__Written problem__. Determine how many lines hold "количество" and give only that number.

********************

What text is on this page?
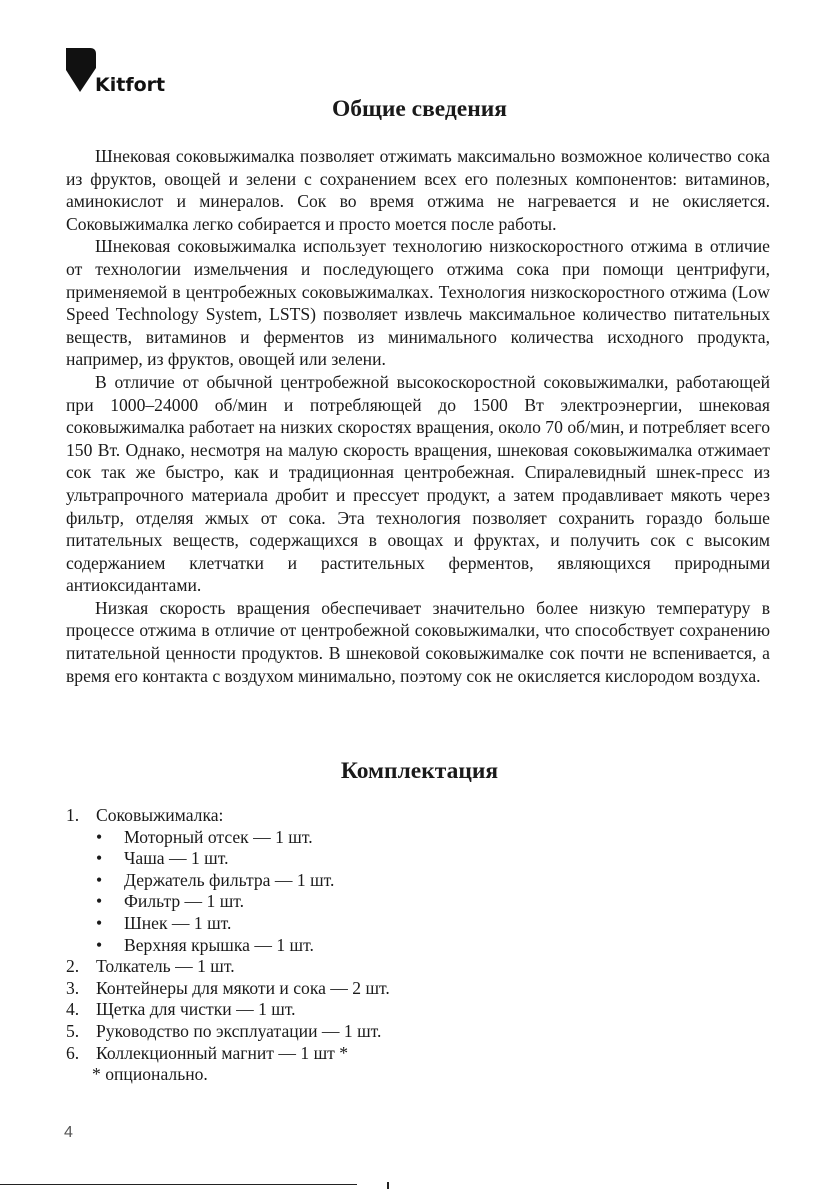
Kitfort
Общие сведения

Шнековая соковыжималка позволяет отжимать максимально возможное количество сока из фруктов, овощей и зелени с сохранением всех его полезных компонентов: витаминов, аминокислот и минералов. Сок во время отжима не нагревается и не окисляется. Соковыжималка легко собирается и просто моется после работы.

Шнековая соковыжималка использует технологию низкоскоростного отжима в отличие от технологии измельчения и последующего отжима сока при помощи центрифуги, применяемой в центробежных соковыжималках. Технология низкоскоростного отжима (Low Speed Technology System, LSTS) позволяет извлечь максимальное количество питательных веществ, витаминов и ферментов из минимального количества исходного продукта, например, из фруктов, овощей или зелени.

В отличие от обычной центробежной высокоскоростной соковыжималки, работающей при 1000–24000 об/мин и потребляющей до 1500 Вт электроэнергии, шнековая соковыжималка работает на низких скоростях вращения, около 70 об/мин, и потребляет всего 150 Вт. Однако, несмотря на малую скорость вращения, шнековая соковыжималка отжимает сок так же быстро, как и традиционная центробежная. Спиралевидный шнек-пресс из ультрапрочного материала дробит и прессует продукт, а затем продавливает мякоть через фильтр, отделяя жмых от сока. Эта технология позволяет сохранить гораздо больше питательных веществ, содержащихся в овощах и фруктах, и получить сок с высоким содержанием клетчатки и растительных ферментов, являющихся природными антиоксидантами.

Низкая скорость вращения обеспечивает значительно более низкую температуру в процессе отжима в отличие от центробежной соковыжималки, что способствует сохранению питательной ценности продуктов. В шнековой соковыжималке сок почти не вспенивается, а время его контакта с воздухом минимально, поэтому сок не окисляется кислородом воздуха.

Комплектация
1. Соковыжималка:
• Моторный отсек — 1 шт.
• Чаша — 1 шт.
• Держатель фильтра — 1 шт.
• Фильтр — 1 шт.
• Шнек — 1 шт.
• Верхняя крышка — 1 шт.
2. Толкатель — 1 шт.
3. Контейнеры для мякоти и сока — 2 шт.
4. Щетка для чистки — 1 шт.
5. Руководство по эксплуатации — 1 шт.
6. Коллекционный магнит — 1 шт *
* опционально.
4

********************

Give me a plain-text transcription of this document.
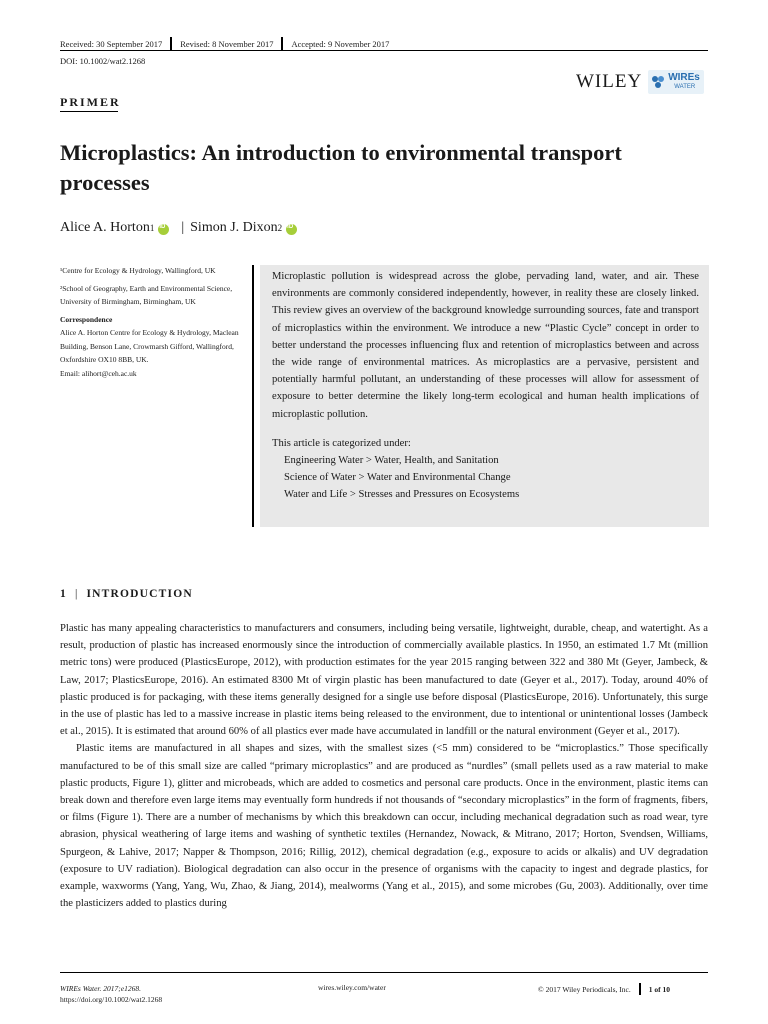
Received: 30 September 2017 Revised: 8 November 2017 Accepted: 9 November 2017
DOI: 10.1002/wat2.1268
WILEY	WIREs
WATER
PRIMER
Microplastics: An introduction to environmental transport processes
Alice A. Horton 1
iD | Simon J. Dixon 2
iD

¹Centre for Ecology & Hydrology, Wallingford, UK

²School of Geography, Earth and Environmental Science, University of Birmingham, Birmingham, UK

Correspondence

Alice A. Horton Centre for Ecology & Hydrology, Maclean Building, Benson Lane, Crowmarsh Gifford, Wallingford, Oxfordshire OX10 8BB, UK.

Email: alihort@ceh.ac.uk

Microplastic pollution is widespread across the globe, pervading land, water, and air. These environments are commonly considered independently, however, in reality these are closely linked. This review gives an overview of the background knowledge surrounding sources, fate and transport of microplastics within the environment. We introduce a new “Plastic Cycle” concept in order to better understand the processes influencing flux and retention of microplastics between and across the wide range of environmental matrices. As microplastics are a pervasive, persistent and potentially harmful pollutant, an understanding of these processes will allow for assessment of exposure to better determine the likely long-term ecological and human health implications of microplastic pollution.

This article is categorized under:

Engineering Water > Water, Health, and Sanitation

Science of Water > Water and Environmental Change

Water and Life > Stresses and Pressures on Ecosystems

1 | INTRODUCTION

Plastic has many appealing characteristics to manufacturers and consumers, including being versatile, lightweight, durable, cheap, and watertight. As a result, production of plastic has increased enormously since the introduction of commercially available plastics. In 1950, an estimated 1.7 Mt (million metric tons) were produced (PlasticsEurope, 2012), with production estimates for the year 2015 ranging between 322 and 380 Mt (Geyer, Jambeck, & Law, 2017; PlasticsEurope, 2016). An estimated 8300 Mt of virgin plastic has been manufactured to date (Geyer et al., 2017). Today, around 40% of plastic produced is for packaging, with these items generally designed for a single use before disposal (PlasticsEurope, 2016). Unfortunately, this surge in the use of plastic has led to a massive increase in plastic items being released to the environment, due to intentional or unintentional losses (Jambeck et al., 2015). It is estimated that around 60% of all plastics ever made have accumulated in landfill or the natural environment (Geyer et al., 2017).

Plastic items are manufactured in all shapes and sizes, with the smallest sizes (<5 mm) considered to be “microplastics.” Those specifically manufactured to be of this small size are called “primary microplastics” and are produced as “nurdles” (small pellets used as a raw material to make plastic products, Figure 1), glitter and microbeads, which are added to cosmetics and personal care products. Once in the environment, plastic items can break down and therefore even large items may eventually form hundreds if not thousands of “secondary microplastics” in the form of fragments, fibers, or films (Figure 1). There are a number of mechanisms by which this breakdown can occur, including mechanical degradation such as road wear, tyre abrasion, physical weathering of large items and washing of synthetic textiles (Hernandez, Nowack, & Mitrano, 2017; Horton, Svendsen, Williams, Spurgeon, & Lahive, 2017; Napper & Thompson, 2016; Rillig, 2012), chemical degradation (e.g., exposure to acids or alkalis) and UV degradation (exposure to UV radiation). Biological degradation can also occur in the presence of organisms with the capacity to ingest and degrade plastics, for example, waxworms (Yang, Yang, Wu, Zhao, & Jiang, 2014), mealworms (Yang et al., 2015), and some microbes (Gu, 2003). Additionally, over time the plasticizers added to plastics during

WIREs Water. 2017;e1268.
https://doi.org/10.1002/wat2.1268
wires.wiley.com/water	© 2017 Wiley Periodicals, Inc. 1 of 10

********************

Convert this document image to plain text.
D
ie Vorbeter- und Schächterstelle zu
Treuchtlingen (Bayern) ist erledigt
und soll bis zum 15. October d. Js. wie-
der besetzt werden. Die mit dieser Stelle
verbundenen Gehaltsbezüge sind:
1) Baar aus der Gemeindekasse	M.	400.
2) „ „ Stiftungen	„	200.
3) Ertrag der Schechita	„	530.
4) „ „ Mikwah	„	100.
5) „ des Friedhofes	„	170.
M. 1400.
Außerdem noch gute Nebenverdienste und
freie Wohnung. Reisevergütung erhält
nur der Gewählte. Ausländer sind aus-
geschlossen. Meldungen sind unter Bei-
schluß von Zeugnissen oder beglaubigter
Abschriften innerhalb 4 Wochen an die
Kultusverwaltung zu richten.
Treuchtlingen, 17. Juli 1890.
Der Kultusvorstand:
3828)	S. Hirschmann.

********************

__Output of the task__. 2